Direction: Please find all lines in the data that hold the string "xlabel" and copy them.

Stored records

▶

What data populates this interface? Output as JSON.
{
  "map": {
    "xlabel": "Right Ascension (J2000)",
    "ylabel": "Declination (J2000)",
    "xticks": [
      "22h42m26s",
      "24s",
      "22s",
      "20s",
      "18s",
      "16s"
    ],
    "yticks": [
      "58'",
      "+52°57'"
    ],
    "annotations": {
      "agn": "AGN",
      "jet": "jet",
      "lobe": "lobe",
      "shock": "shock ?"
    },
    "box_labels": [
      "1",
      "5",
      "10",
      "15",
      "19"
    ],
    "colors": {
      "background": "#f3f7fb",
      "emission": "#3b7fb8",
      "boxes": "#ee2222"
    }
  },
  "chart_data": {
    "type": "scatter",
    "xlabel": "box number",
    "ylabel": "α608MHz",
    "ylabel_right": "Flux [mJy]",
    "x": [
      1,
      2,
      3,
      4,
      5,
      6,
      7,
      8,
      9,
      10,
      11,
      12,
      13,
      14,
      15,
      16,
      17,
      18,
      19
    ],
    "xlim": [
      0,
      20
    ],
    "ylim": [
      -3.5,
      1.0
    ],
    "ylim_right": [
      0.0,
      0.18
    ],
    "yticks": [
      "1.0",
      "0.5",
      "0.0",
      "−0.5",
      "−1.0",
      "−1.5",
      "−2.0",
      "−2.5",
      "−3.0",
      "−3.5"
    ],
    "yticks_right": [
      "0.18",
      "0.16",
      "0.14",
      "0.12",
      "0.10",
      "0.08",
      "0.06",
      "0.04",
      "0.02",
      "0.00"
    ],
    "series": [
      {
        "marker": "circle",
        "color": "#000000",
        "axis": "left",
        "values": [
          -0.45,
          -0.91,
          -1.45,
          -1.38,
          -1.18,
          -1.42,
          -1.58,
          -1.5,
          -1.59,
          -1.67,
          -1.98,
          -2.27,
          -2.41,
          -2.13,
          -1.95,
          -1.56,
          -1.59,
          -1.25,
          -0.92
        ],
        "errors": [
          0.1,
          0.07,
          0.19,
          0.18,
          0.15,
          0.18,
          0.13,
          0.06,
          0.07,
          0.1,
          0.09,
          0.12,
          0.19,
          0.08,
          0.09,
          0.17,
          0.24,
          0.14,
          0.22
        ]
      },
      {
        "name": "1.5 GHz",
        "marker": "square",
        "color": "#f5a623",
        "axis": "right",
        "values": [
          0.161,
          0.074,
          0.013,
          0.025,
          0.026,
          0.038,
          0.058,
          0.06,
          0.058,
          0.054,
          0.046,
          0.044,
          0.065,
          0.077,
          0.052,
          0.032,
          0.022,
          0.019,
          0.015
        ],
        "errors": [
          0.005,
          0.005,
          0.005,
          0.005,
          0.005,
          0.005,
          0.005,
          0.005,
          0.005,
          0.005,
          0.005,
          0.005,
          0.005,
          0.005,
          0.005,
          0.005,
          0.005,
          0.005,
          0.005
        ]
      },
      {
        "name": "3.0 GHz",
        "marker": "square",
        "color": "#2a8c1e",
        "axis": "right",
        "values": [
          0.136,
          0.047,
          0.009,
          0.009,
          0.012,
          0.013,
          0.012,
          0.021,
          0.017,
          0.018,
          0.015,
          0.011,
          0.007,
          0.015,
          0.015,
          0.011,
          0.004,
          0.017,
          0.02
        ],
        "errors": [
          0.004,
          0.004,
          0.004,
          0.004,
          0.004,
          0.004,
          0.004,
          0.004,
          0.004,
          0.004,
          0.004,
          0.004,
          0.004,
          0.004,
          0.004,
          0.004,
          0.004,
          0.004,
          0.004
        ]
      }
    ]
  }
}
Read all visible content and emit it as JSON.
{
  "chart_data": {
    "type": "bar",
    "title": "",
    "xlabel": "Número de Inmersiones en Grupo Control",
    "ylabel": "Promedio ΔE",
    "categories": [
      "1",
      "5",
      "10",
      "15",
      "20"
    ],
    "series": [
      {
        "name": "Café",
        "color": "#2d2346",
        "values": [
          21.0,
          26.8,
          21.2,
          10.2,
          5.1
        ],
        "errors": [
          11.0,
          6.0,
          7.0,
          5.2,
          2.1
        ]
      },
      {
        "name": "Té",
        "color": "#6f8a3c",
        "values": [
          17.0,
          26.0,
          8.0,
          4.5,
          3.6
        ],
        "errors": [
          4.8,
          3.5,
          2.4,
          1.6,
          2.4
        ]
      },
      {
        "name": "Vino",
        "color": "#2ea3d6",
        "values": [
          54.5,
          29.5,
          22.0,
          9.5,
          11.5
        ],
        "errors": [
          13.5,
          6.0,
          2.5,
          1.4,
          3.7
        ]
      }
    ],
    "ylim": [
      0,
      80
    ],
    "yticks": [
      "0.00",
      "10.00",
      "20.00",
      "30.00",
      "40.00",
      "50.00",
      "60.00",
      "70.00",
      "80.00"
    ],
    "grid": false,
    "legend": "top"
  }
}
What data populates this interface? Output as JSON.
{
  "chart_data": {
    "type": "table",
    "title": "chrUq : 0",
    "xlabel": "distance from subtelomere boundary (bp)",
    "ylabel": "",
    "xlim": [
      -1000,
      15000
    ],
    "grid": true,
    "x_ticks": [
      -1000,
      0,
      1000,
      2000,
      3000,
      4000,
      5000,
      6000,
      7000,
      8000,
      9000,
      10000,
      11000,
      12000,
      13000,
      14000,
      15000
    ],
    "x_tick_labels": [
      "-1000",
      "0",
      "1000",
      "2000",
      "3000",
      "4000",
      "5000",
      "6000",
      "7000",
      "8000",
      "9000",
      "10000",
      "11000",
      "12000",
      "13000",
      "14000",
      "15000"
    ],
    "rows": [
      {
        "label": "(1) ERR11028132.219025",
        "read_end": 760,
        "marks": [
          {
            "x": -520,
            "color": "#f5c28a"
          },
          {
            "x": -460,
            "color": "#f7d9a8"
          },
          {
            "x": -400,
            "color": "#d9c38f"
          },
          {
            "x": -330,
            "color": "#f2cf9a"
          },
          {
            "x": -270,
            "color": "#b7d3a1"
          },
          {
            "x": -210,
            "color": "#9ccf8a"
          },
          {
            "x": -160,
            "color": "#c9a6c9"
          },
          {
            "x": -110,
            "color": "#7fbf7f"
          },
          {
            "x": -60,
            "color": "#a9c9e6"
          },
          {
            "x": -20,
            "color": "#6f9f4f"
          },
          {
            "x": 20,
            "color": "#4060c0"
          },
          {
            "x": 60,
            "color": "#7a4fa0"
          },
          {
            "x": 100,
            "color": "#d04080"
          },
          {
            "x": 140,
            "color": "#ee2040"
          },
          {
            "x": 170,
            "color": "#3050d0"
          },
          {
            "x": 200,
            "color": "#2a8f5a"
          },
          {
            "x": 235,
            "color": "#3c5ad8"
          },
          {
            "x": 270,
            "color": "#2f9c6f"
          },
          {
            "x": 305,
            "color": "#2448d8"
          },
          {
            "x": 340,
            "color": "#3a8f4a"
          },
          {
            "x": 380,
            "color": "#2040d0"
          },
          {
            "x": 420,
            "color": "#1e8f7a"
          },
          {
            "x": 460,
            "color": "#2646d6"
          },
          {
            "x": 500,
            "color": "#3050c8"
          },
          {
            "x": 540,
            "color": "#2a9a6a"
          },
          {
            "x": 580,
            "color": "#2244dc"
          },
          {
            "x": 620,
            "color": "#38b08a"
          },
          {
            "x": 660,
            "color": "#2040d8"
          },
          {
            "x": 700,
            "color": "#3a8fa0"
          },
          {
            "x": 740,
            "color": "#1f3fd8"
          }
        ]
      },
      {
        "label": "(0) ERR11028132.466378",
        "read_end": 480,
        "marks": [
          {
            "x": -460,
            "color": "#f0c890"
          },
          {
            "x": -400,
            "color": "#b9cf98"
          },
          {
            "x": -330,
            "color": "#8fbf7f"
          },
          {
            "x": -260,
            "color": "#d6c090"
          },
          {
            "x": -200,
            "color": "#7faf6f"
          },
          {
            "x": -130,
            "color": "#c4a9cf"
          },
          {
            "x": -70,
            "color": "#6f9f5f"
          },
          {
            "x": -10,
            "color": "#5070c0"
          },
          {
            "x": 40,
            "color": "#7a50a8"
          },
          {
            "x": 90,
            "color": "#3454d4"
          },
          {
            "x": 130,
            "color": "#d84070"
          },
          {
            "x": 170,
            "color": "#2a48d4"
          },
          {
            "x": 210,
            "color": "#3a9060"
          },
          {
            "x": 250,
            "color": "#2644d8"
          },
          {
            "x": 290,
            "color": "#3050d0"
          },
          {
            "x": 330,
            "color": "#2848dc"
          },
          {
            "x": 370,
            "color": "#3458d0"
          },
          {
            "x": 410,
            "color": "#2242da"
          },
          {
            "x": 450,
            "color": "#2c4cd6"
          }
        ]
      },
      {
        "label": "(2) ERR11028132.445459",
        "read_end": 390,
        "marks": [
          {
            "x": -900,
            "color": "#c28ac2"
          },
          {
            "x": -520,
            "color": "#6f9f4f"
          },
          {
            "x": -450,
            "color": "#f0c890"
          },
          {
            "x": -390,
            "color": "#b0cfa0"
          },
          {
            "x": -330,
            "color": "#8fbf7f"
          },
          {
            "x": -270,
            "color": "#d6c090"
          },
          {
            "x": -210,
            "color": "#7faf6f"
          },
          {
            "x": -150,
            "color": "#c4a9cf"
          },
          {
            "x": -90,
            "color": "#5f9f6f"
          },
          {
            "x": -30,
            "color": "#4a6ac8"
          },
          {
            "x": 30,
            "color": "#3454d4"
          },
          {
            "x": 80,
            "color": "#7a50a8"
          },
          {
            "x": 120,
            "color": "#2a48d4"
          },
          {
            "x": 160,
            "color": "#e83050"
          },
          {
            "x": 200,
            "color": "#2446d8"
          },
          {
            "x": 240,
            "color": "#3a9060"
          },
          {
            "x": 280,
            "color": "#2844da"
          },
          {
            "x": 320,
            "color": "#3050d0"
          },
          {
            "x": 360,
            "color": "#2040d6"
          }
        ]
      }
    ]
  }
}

◀

Final answer:
    "xlabel": "Right Ascension (J2000)",
    "xlabel": "box number",
    "xlabel": "Número de Inmersiones en Grupo Control",
    "xlabel": "distance from subtelomere boundary (bp)",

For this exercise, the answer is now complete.